Entries provided |
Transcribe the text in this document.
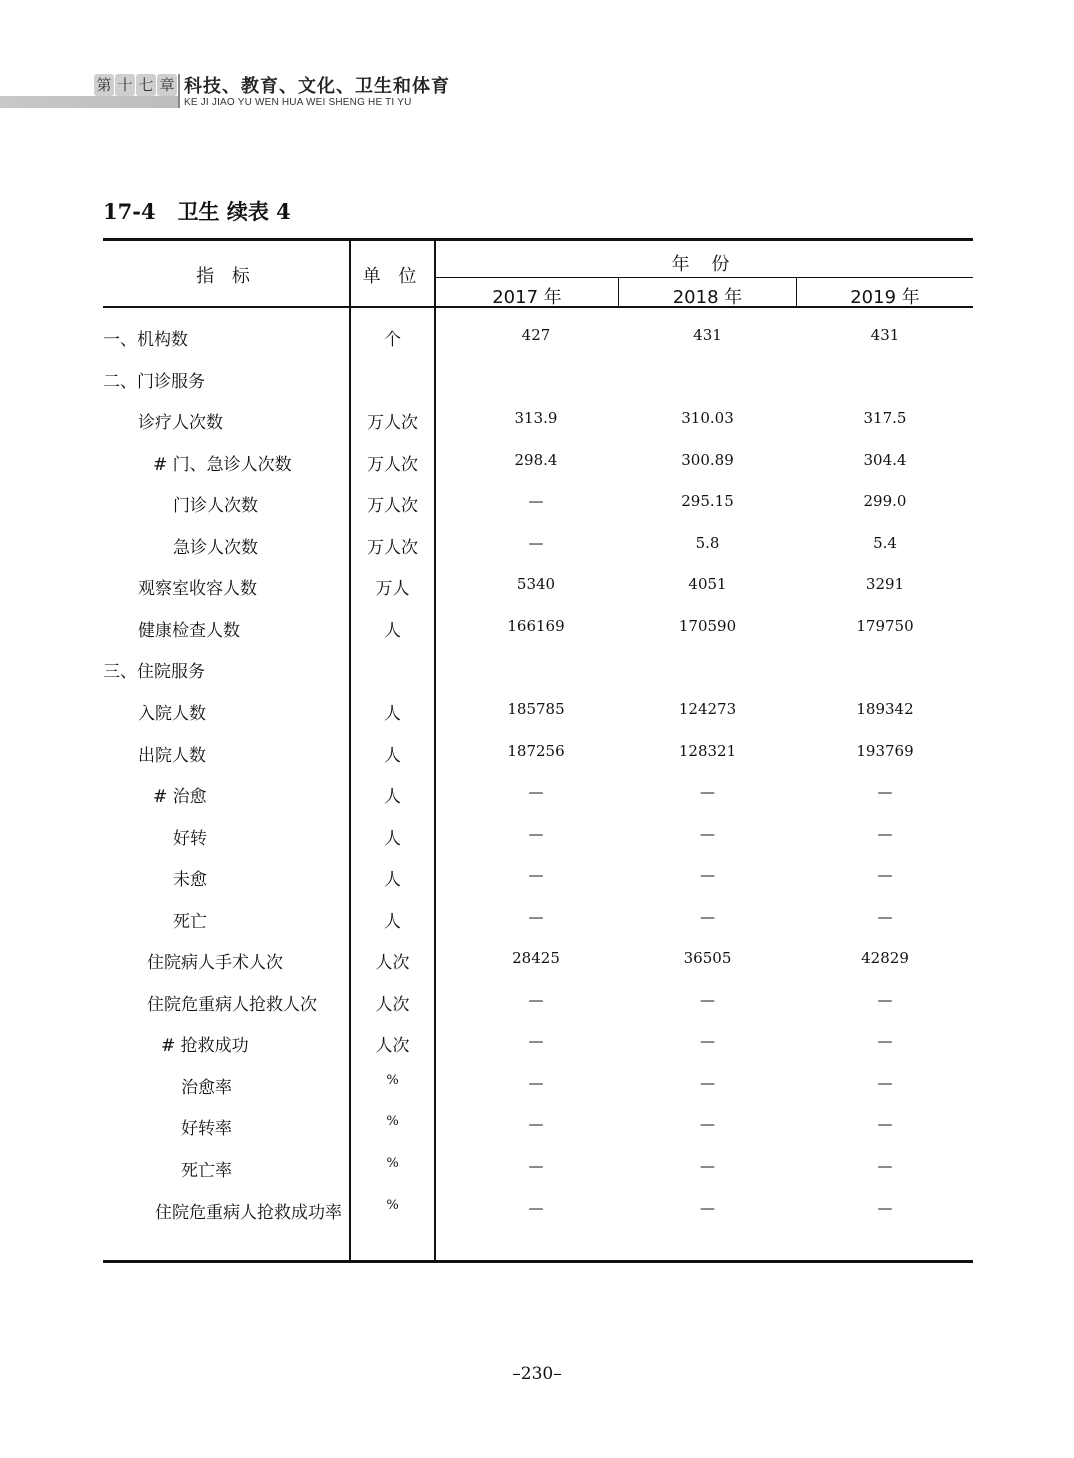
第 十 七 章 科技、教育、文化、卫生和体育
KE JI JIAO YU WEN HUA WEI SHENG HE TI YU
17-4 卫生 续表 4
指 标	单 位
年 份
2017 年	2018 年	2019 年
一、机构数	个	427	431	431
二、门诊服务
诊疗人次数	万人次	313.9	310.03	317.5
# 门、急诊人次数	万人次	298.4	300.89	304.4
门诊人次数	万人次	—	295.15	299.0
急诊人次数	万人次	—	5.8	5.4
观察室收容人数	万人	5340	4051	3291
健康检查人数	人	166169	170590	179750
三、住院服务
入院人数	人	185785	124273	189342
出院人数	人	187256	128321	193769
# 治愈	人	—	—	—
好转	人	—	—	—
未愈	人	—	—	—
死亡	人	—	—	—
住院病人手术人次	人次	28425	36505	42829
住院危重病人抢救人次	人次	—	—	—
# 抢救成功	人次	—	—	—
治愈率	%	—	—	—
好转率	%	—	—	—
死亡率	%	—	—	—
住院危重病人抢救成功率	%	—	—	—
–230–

Task instructions | Every record above must be given again exactly; drop the pictures.

Written response |
Transcribe the text in this document.
第 十 七 章 科技、教育、文化、卫生和体育
KE JI JIAO YU WEN HUA WEI SHENG HE TI YU
17-4 卫生 续表 4
指 标	单 位
年 份
2017 年	2018 年	2019 年
一、机构数	个	427	431	431
二、门诊服务
诊疗人次数	万人次	313.9	310.03	317.5
# 门、急诊人次数	万人次	298.4	300.89	304.4
门诊人次数	万人次	—	295.15	299.0
急诊人次数	万人次	—	5.8	5.4
观察室收容人数	万人	5340	4051	3291
健康检查人数	人	166169	170590	179750
三、住院服务
入院人数	人	185785	124273	189342
出院人数	人	187256	128321	193769
# 治愈	人	—	—	—
好转	人	—	—	—
未愈	人	—	—	—
死亡	人	—	—	—
住院病人手术人次	人次	28425	36505	42829
住院危重病人抢救人次	人次	—	—	—
# 抢救成功	人次	—	—	—
治愈率	%	—	—	—
好转率	%	—	—	—
死亡率	%	—	—	—
住院危重病人抢救成功率	%	—	—	—
–230–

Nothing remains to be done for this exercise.